** Start **
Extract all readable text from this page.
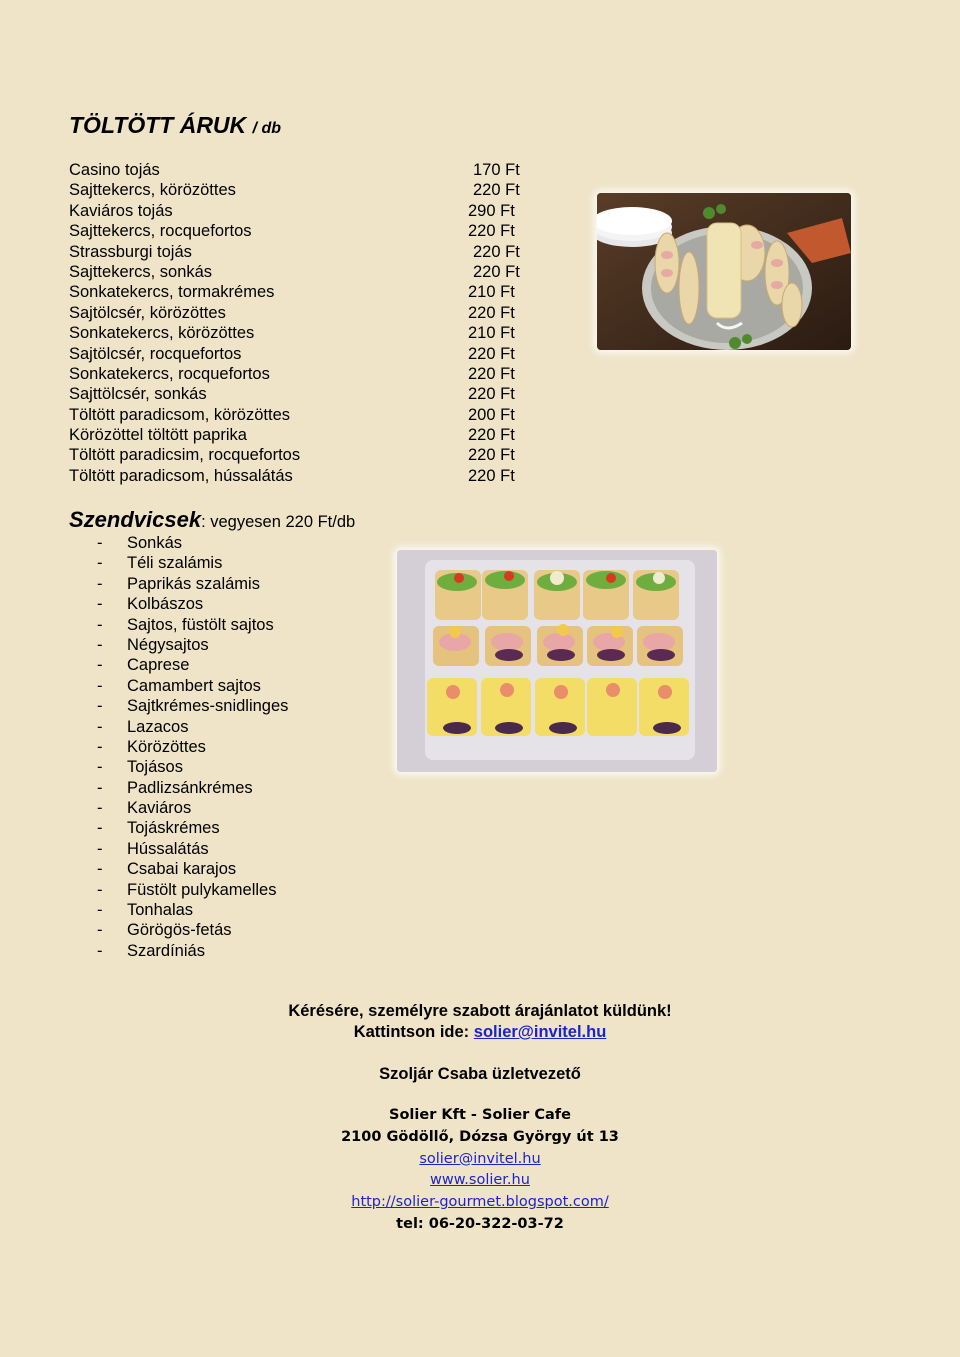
TÖLTÖTT ÁRUK / db
Casino tojás
Sajttekercs, körözöttes
Kaviáros tojás
Sajttekercs, rocquefortos
Strassburgi tojás
Sajttekercs, sonkás
Sonkatekercs, tormakrémes
Sajtölcsér, körözöttes
Sonkatekercs, körözöttes
Sajtölcsér, rocquefortos
Sonkatekercs, rocquefortos
Sajttölcsér, sonkás
Töltött paradicsom, körözöttes
Körözöttel töltött paprika
Töltött paradicsim, rocquefortos
Töltött paradicsom, hússalátás
170 Ft
220 Ft
290 Ft
220 Ft
220 Ft
220 Ft
210 Ft
220 Ft
210 Ft
220 Ft
220 Ft
220 Ft
200 Ft
220 Ft
220 Ft
220 Ft
Szendvicsek: vegyesen 220 Ft/db
- Sonkás
- Téli szalámis
- Paprikás szalámis
- Kolbászos
- Sajtos, füstölt sajtos
- Négysajtos
- Caprese
- Camambert sajtos
- Sajtkrémes-snidlinges
- Lazacos
- Körözöttes
- Tojásos
- Padlizsánkrémes
- Kaviáros
- Tojáskrémes
- Hússalátás
- Csabai karajos
- Füstölt pulykamelles
- Tonhalas
- Görögös-fetás
- Szardíniás
Kérésére, személyre szabott árajánlatot küldünk!
Kattintson ide: solier@invitel.hu
Szoljár Csaba üzletvezető
Solier Kft - Solier Cafe
2100 Gödöllő, Dózsa György út 13
solier@invitel.hu
www.solier.hu
http://solier-gourmet.blogspot.com/
tel: 06-20-322-03-72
** End **
## Goal
The records above should be reproduced exactly, with no pictures included.

## Task result
Extract all readable text from this page.
TÖLTÖTT ÁRUK / db
Casino tojás
Sajttekercs, körözöttes
Kaviáros tojás
Sajttekercs, rocquefortos
Strassburgi tojás
Sajttekercs, sonkás
Sonkatekercs, tormakrémes
Sajtölcsér, körözöttes
Sonkatekercs, körözöttes
Sajtölcsér, rocquefortos
Sonkatekercs, rocquefortos
Sajttölcsér, sonkás
Töltött paradicsom, körözöttes
Körözöttel töltött paprika
Töltött paradicsim, rocquefortos
Töltött paradicsom, hússalátás
170 Ft
220 Ft
290 Ft
220 Ft
220 Ft
220 Ft
210 Ft
220 Ft
210 Ft
220 Ft
220 Ft
220 Ft
200 Ft
220 Ft
220 Ft
220 Ft
Szendvicsek: vegyesen 220 Ft/db
- Sonkás
- Téli szalámis
- Paprikás szalámis
- Kolbászos
- Sajtos, füstölt sajtos
- Négysajtos
- Caprese
- Camambert sajtos
- Sajtkrémes-snidlinges
- Lazacos
- Körözöttes
- Tojásos
- Padlizsánkrémes
- Kaviáros
- Tojáskrémes
- Hússalátás
- Csabai karajos
- Füstölt pulykamelles
- Tonhalas
- Görögös-fetás
- Szardíniás
Kérésére, személyre szabott árajánlatot küldünk!
Kattintson ide: solier@invitel.hu
Szoljár Csaba üzletvezető
Solier Kft - Solier Cafe
2100 Gödöllő, Dózsa György út 13
solier@invitel.hu
www.solier.hu
http://solier-gourmet.blogspot.com/
tel: 06-20-322-03-72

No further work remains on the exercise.